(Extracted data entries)
◆ ◆ ◆ ◆ ◆
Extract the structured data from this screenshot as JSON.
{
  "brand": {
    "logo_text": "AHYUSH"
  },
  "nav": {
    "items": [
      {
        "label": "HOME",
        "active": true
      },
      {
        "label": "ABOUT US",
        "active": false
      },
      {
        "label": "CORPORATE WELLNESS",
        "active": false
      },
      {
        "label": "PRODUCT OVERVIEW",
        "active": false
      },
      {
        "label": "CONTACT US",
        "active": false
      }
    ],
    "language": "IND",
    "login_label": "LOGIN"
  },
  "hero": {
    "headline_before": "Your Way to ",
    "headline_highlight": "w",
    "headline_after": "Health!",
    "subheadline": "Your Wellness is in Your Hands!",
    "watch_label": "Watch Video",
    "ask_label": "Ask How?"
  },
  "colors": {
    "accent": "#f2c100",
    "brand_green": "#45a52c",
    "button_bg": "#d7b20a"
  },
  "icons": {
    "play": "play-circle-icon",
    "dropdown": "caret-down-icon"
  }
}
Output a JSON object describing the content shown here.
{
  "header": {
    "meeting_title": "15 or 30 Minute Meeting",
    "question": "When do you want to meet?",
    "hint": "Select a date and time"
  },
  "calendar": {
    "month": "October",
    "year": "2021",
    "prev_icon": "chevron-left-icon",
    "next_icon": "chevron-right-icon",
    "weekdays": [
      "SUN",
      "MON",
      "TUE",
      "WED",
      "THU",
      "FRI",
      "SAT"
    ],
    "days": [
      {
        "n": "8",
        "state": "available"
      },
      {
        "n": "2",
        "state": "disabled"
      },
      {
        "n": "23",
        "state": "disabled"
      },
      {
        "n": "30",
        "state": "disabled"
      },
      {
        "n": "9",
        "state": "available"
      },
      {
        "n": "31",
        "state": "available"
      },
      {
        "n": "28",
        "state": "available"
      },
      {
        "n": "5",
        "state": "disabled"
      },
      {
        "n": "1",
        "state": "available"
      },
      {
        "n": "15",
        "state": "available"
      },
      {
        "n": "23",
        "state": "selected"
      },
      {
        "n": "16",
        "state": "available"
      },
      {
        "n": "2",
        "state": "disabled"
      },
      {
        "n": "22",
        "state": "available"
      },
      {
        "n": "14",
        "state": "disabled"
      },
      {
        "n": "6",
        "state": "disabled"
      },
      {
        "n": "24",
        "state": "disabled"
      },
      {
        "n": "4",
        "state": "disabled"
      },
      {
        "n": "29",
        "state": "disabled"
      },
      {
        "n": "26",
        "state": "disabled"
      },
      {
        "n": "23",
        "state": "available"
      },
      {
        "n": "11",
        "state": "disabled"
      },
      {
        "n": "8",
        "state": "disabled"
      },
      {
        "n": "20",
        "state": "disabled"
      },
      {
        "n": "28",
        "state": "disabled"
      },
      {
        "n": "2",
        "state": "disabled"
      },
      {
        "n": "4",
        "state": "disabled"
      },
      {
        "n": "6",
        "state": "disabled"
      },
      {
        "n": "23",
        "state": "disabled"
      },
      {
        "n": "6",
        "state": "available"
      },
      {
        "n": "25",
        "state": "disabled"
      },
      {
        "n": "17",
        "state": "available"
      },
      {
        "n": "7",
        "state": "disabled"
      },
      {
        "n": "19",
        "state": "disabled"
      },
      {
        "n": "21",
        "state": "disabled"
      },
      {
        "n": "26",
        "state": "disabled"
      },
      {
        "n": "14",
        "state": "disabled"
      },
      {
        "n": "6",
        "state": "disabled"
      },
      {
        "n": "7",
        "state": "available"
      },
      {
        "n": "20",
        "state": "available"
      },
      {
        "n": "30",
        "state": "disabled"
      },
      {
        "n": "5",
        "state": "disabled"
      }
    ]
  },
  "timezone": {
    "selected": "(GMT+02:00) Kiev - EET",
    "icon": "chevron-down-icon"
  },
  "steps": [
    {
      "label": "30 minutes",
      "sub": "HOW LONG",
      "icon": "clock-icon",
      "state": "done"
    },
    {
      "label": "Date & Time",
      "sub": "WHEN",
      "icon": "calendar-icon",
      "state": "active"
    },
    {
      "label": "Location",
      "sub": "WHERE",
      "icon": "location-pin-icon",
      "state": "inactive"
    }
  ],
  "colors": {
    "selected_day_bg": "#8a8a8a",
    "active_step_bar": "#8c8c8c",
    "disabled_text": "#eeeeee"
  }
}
◆ ◆ ◆ ◆ ◆
**Short problem**
Would you write down every record again, exactly?

**Answer to this problem**
Extract the structured data from this screenshot as JSON.
{
  "brand": {
    "logo_text": "AHYUSH"
  },
  "nav": {
    "items": [
      {
        "label": "HOME",
        "active": true
      },
      {
        "label": "ABOUT US",
        "active": false
      },
      {
        "label": "CORPORATE WELLNESS",
        "active": false
      },
      {
        "label": "PRODUCT OVERVIEW",
        "active": false
      },
      {
        "label": "CONTACT US",
        "active": false
      }
    ],
    "language": "IND",
    "login_label": "LOGIN"
  },
  "hero": {
    "headline_before": "Your Way to ",
    "headline_highlight": "w",
    "headline_after": "Health!",
    "subheadline": "Your Wellness is in Your Hands!",
    "watch_label": "Watch Video",
    "ask_label": "Ask How?"
  },
  "colors": {
    "accent": "#f2c100",
    "brand_green": "#45a52c",
    "button_bg": "#d7b20a"
  },
  "icons": {
    "play": "play-circle-icon",
    "dropdown": "caret-down-icon"
  }
}
Output a JSON object describing the content shown here.
{
  "header": {
    "meeting_title": "15 or 30 Minute Meeting",
    "question": "When do you want to meet?",
    "hint": "Select a date and time"
  },
  "calendar": {
    "month": "October",
    "year": "2021",
    "prev_icon": "chevron-left-icon",
    "next_icon": "chevron-right-icon",
    "weekdays": [
      "SUN",
      "MON",
      "TUE",
      "WED",
      "THU",
      "FRI",
      "SAT"
    ],
    "days": [
      {
        "n": "8",
        "state": "available"
      },
      {
        "n": "2",
        "state": "disabled"
      },
      {
        "n": "23",
        "state": "disabled"
      },
      {
        "n": "30",
        "state": "disabled"
      },
      {
        "n": "9",
        "state": "available"
      },
      {
        "n": "31",
        "state": "available"
      },
      {
        "n": "28",
        "state": "available"
      },
      {
        "n": "5",
        "state": "disabled"
      },
      {
        "n": "1",
        "state": "available"
      },
      {
        "n": "15",
        "state": "available"
      },
      {
        "n": "23",
        "state": "selected"
      },
      {
        "n": "16",
        "state": "available"
      },
      {
        "n": "2",
        "state": "disabled"
      },
      {
        "n": "22",
        "state": "available"
      },
      {
        "n": "14",
        "state": "disabled"
      },
      {
        "n": "6",
        "state": "disabled"
      },
      {
        "n": "24",
        "state": "disabled"
      },
      {
        "n": "4",
        "state": "disabled"
      },
      {
        "n": "29",
        "state": "disabled"
      },
      {
        "n": "26",
        "state": "disabled"
      },
      {
        "n": "23",
        "state": "available"
      },
      {
        "n": "11",
        "state": "disabled"
      },
      {
        "n": "8",
        "state": "disabled"
      },
      {
        "n": "20",
        "state": "disabled"
      },
      {
        "n": "28",
        "state": "disabled"
      },
      {
        "n": "2",
        "state": "disabled"
      },
      {
        "n": "4",
        "state": "disabled"
      },
      {
        "n": "6",
        "state": "disabled"
      },
      {
        "n": "23",
        "state": "disabled"
      },
      {
        "n": "6",
        "state": "available"
      },
      {
        "n": "25",
        "state": "disabled"
      },
      {
        "n": "17",
        "state": "available"
      },
      {
        "n": "7",
        "state": "disabled"
      },
      {
        "n": "19",
        "state": "disabled"
      },
      {
        "n": "21",
        "state": "disabled"
      },
      {
        "n": "26",
        "state": "disabled"
      },
      {
        "n": "14",
        "state": "disabled"
      },
      {
        "n": "6",
        "state": "disabled"
      },
      {
        "n": "7",
        "state": "available"
      },
      {
        "n": "20",
        "state": "available"
      },
      {
        "n": "30",
        "state": "disabled"
      },
      {
        "n": "5",
        "state": "disabled"
      }
    ]
  },
  "timezone": {
    "selected": "(GMT+02:00) Kiev - EET",
    "icon": "chevron-down-icon"
  },
  "steps": [
    {
      "label": "30 minutes",
      "sub": "HOW LONG",
      "icon": "clock-icon",
      "state": "done"
    },
    {
      "label": "Date & Time",
      "sub": "WHEN",
      "icon": "calendar-icon",
      "state": "active"
    },
    {
      "label": "Location",
      "sub": "WHERE",
      "icon": "location-pin-icon",
      "state": "inactive"
    }
  ],
  "colors": {
    "selected_day_bg": "#8a8a8a",
    "active_step_bar": "#8c8c8c",
    "disabled_text": "#eeeeee"
  }
}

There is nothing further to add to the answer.